Extracted entries:
········
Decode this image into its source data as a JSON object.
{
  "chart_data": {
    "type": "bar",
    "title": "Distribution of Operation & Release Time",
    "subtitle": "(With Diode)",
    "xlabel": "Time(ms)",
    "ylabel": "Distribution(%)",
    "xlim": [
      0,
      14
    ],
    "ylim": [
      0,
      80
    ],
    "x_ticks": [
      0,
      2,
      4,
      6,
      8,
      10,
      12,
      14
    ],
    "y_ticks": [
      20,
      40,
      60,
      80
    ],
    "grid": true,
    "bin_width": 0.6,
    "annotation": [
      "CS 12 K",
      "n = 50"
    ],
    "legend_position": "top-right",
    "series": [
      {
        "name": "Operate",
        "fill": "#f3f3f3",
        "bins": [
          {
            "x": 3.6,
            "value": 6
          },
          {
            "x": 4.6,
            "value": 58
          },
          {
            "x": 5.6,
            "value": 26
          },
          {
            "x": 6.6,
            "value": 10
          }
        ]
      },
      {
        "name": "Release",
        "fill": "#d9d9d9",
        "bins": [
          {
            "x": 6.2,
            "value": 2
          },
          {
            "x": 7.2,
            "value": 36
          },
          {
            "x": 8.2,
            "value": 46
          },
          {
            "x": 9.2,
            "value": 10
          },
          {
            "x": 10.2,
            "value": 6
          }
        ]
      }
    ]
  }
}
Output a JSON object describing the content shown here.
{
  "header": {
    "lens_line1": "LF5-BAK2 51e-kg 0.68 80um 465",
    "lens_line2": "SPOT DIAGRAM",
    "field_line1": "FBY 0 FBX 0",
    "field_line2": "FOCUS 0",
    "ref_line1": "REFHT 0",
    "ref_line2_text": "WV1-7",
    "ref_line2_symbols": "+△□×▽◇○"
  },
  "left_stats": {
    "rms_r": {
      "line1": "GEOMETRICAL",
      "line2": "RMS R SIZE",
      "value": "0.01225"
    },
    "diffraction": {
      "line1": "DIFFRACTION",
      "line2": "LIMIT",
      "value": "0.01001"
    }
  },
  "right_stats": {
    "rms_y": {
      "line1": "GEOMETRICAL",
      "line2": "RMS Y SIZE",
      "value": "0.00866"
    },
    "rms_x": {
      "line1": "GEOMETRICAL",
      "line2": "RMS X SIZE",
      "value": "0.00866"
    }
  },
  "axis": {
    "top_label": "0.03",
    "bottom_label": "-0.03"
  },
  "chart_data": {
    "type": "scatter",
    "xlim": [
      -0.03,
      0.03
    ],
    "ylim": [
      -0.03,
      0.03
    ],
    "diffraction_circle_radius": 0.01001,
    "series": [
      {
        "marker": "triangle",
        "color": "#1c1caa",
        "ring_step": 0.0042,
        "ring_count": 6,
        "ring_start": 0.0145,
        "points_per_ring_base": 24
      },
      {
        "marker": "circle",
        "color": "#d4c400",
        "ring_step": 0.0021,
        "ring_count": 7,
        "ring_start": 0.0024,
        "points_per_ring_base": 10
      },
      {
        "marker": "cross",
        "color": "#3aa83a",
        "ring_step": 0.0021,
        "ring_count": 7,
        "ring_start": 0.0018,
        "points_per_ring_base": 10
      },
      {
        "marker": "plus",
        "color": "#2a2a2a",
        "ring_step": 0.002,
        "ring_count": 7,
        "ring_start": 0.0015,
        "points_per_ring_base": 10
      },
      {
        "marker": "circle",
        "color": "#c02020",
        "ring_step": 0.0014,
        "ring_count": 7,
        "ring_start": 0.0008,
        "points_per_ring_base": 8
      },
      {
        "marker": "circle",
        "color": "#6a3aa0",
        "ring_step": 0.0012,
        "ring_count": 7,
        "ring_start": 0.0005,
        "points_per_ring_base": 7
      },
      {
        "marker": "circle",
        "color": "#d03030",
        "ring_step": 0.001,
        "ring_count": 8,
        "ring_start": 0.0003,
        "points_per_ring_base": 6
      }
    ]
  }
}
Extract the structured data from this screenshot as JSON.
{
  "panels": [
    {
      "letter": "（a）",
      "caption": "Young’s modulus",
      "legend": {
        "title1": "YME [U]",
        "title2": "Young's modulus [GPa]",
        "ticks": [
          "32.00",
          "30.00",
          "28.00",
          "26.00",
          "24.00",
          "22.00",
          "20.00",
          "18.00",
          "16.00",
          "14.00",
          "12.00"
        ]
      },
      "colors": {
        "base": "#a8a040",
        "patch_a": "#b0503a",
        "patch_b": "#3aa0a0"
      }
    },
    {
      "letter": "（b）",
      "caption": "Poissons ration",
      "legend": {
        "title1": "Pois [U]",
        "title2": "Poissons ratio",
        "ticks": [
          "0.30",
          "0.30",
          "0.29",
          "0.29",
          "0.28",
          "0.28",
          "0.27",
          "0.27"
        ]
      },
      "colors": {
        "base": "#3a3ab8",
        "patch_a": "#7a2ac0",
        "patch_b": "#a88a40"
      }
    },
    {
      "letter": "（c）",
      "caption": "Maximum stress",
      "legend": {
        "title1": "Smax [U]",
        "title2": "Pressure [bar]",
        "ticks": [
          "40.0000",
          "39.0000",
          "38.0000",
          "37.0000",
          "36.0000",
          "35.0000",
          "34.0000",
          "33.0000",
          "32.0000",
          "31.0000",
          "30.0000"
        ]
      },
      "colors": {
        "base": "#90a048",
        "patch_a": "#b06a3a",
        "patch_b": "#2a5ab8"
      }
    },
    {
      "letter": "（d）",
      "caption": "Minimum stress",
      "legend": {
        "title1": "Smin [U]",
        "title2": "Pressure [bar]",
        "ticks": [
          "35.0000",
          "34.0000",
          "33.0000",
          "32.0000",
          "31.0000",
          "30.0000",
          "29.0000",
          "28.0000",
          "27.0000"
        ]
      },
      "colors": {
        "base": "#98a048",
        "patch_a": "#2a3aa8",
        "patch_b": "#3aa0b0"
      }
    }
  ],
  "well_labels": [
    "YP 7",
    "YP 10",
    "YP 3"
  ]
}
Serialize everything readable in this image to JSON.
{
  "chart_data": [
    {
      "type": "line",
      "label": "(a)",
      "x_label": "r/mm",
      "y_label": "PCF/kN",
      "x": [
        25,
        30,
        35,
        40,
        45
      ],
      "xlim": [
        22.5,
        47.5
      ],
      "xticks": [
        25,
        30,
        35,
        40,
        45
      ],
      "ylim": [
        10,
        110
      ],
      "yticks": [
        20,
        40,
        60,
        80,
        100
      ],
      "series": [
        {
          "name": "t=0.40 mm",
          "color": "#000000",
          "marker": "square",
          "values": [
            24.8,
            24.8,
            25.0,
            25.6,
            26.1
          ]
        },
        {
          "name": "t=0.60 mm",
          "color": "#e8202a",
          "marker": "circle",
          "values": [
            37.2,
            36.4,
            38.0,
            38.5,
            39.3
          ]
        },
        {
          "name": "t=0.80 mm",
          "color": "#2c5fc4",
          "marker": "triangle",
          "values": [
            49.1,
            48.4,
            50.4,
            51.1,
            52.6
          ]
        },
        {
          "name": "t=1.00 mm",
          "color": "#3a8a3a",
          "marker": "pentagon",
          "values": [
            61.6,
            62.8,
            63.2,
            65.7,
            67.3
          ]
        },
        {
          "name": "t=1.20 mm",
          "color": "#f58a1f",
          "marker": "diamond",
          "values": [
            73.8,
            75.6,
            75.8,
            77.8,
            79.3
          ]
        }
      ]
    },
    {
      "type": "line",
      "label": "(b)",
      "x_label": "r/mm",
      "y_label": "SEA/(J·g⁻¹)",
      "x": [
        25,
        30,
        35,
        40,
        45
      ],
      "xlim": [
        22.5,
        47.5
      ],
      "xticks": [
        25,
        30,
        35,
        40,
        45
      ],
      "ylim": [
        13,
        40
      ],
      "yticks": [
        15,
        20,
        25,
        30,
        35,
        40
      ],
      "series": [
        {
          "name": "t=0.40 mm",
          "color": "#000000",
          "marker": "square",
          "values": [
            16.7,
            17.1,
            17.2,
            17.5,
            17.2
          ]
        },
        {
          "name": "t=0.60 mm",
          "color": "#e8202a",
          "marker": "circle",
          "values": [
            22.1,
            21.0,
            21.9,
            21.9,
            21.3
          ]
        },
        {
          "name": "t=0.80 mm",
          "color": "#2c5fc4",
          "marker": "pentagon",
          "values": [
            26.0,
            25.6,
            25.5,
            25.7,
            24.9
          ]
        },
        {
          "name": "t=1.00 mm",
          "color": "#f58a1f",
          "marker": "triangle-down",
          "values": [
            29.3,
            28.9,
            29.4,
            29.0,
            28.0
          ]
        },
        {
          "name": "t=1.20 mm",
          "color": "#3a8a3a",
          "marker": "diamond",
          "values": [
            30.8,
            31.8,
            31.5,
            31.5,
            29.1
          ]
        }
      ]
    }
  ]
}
········
Instruction:
Go through the material above and copy each line that has the word "object".

Problem solution:
Decode this image into its source data as a JSON object.
Output a JSON object describing the content shown here.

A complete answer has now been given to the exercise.